PROMPT: Repeat exactly each line of the data provided below.

+===+

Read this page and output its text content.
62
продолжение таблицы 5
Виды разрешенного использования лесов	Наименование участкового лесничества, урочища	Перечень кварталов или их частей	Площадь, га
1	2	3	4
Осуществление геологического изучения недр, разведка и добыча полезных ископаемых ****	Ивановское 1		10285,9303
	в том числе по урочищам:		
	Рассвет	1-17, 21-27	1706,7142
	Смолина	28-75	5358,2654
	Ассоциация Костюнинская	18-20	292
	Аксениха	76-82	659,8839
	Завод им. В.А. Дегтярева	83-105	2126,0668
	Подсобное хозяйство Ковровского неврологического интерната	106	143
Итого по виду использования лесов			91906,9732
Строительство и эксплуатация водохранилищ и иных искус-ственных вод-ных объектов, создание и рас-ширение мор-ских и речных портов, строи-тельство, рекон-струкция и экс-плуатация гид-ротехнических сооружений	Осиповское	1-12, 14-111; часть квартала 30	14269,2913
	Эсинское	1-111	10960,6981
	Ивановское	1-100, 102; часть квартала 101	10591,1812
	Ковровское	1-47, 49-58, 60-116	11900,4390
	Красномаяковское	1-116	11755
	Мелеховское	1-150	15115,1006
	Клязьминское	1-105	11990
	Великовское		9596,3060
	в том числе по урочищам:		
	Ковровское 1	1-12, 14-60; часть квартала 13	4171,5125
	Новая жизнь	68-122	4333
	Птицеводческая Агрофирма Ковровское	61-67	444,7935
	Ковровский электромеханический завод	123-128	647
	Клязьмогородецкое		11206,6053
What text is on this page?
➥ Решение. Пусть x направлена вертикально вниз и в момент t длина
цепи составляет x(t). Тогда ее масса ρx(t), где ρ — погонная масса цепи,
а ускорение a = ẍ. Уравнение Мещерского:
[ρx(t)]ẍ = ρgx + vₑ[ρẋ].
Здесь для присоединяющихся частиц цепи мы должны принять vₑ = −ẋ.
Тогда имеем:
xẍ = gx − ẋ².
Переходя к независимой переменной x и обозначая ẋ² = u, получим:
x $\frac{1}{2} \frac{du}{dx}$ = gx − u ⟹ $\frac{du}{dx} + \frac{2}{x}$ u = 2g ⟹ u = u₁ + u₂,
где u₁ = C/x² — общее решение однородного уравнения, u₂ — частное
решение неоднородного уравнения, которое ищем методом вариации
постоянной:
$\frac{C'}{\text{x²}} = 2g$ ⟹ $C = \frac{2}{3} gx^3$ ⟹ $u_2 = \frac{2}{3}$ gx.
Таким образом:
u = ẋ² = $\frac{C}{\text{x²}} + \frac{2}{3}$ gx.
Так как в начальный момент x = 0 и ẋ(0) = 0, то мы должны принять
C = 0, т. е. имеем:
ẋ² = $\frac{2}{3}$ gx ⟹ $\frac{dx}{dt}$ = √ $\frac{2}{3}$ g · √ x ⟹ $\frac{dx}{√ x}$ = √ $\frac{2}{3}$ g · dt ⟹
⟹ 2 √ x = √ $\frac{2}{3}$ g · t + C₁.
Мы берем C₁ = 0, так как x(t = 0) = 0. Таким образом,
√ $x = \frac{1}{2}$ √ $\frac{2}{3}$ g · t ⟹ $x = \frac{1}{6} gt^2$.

+===+

TASK SOLUTION:
Read this page and output its text content.
62
продолжение таблицы 5
Виды разрешенного использования лесов	Наименование участкового лесничества, урочища	Перечень кварталов или их частей	Площадь, га
1	2	3	4
Осуществление геологического изучения недр, разведка и добыча полезных ископаемых ****	Ивановское 1		10285,9303
	в том числе по урочищам:		
	Рассвет	1-17, 21-27	1706,7142
	Смолина	28-75	5358,2654
	Ассоциация Костюнинская	18-20	292
	Аксениха	76-82	659,8839
	Завод им. В.А. Дегтярева	83-105	2126,0668
	Подсобное хозяйство Ковровского неврологического интерната	106	143
Итого по виду использования лесов			91906,9732
Строительство и эксплуатация водохранилищ и иных искус-ственных вод-ных объектов, создание и рас-ширение мор-ских и речных портов, строи-тельство, рекон-струкция и экс-плуатация гид-ротехнических сооружений	Осиповское	1-12, 14-111; часть квартала 30	14269,2913
	Эсинское	1-111	10960,6981
	Ивановское	1-100, 102; часть квартала 101	10591,1812
	Ковровское	1-47, 49-58, 60-116	11900,4390
	Красномаяковское	1-116	11755
	Мелеховское	1-150	15115,1006
	Клязьминское	1-105	11990
	Великовское		9596,3060
	в том числе по урочищам:		
	Ковровское 1	1-12, 14-60; часть квартала 13	4171,5125
	Новая жизнь	68-122	4333
	Птицеводческая Агрофирма Ковровское	61-67	444,7935
	Ковровский электромеханический завод	123-128	647
	Клязьмогородецкое		11206,6053
What text is on this page?
➥ Решение. Пусть x направлена вертикально вниз и в момент t длина
цепи составляет x(t). Тогда ее масса ρx(t), где ρ — погонная масса цепи,
а ускорение a = ẍ. Уравнение Мещерского:
[ρx(t)]ẍ = ρgx + vₑ[ρẋ].
Здесь для присоединяющихся частиц цепи мы должны принять vₑ = −ẋ.
Тогда имеем:
xẍ = gx − ẋ².
Переходя к независимой переменной x и обозначая ẋ² = u, получим:
x $\frac{1}{2} \frac{du}{dx}$ = gx − u ⟹ $\frac{du}{dx} + \frac{2}{x}$ u = 2g ⟹ u = u₁ + u₂,
где u₁ = C/x² — общее решение однородного уравнения, u₂ — частное
решение неоднородного уравнения, которое ищем методом вариации
постоянной:
$\frac{C'}{\text{x²}} = 2g$ ⟹ $C = \frac{2}{3} gx^3$ ⟹ $u_2 = \frac{2}{3}$ gx.
Таким образом:
u = ẋ² = $\frac{C}{\text{x²}} + \frac{2}{3}$ gx.
Так как в начальный момент x = 0 и ẋ(0) = 0, то мы должны принять
C = 0, т. е. имеем:
ẋ² = $\frac{2}{3}$ gx ⟹ $\frac{dx}{dt}$ = √ $\frac{2}{3}$ g · √ x ⟹ $\frac{dx}{√ x}$ = √ $\frac{2}{3}$ g · dt ⟹
⟹ 2 √ x = √ $\frac{2}{3}$ g · t + C₁.
Мы берем C₁ = 0, так как x(t = 0) = 0. Таким образом,
√ $x = \frac{1}{2}$ √ $\frac{2}{3}$ g · t ⟹ $x = \frac{1}{6} gt^2$.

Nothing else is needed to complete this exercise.